### Record list
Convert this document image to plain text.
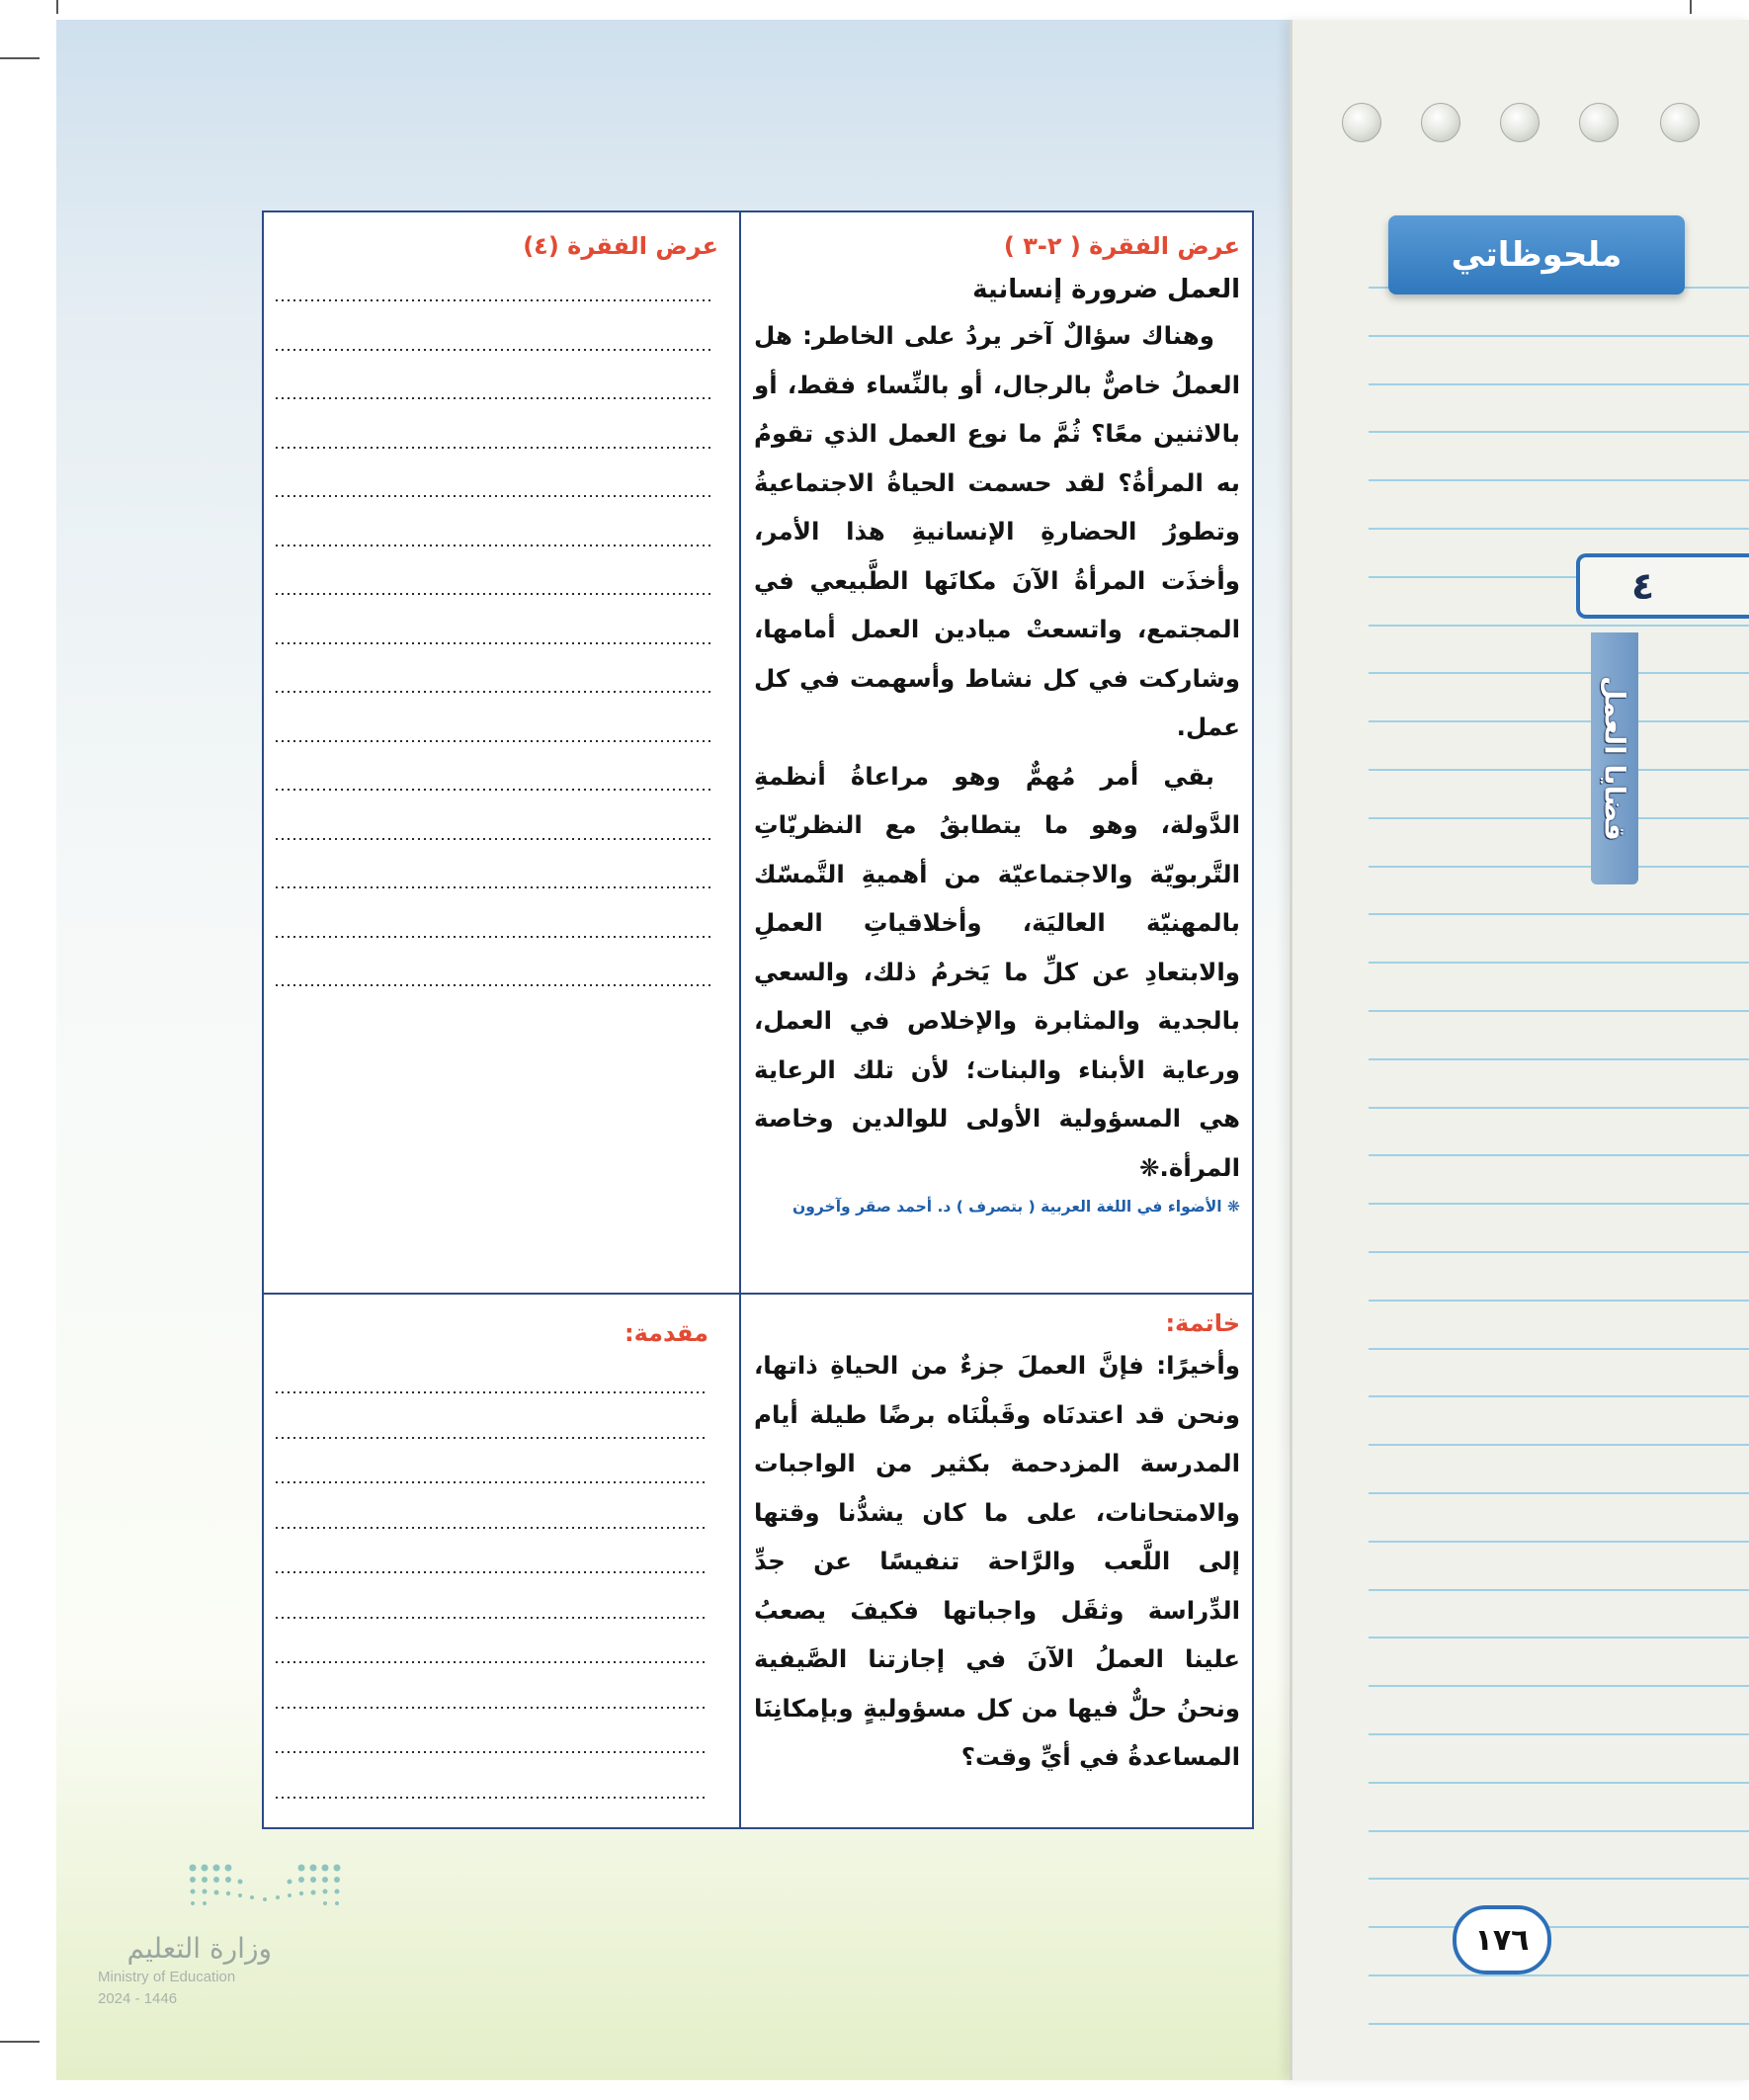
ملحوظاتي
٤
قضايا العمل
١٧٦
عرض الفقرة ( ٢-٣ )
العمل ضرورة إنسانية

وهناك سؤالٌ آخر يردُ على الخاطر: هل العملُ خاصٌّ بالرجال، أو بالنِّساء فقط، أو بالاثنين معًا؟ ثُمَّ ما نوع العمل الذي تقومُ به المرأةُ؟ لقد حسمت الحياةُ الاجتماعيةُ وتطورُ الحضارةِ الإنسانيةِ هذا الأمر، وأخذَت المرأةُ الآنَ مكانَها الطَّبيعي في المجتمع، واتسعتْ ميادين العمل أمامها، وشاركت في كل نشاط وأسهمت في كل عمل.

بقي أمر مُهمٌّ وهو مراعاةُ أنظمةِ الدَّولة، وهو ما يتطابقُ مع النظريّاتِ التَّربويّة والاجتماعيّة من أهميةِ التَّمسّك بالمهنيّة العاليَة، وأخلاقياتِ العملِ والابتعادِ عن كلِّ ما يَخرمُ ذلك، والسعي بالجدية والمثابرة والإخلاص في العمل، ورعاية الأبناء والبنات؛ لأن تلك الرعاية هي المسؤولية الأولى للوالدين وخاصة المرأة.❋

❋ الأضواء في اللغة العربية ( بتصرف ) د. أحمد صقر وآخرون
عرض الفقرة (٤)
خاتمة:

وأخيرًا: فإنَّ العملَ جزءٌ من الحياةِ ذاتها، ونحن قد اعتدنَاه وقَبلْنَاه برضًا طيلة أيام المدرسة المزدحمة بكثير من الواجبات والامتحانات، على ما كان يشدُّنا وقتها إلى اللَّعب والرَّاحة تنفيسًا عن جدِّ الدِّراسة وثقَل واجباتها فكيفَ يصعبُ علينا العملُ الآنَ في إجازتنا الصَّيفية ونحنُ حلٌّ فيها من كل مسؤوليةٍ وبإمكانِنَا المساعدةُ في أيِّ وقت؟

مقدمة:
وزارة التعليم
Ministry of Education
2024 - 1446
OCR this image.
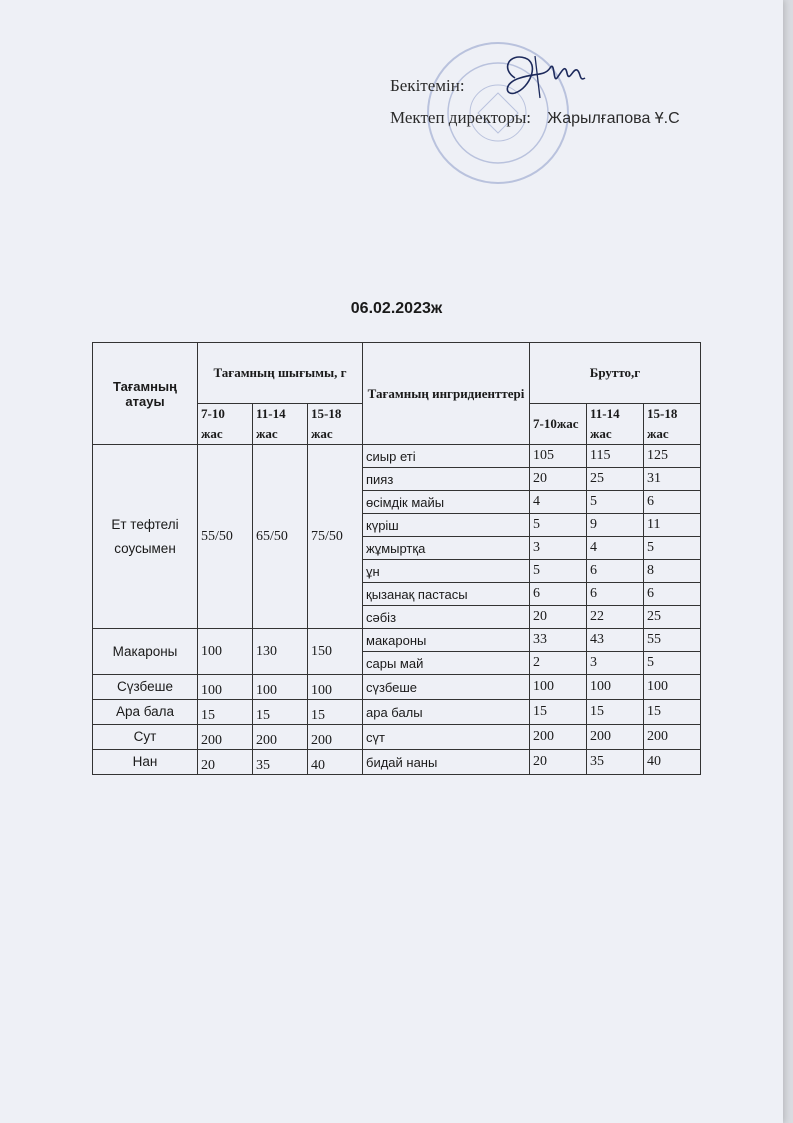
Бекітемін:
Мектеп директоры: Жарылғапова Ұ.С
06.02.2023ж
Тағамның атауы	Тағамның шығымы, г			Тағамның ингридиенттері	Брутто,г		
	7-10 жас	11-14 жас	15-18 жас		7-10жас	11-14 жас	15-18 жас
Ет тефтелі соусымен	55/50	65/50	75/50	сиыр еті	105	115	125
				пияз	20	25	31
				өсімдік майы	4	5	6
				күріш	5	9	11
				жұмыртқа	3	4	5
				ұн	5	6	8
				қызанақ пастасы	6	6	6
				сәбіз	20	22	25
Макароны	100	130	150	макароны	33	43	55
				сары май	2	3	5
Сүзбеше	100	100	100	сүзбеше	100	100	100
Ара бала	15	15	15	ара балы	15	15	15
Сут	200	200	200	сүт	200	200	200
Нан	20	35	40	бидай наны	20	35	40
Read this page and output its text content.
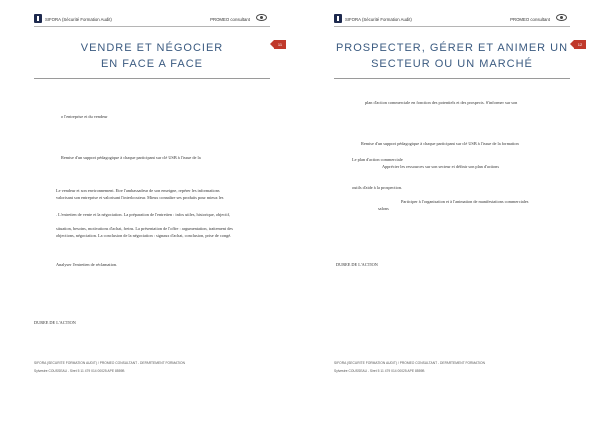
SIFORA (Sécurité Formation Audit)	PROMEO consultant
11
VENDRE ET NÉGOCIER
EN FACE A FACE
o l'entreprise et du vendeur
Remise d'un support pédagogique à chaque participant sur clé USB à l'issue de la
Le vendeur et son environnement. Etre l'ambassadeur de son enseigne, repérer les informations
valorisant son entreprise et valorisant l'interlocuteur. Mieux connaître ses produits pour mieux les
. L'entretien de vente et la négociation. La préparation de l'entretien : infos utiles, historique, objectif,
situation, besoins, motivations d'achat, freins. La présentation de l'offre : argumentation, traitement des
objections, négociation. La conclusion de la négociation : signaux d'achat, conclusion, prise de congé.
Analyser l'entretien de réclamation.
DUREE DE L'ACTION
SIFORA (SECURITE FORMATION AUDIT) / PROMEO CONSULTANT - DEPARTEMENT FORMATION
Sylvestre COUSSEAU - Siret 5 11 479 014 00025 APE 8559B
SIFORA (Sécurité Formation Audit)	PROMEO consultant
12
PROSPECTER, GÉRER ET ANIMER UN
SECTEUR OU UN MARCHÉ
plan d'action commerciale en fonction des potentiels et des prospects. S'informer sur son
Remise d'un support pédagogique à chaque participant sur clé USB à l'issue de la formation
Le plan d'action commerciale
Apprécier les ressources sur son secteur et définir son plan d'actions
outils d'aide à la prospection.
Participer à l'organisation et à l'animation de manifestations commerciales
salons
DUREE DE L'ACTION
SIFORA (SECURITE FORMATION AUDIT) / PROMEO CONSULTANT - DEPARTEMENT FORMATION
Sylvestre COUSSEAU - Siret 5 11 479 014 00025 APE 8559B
######
Job: What is the number of lines above that contain the string "this"? Answer with the number alone.

Task output: 3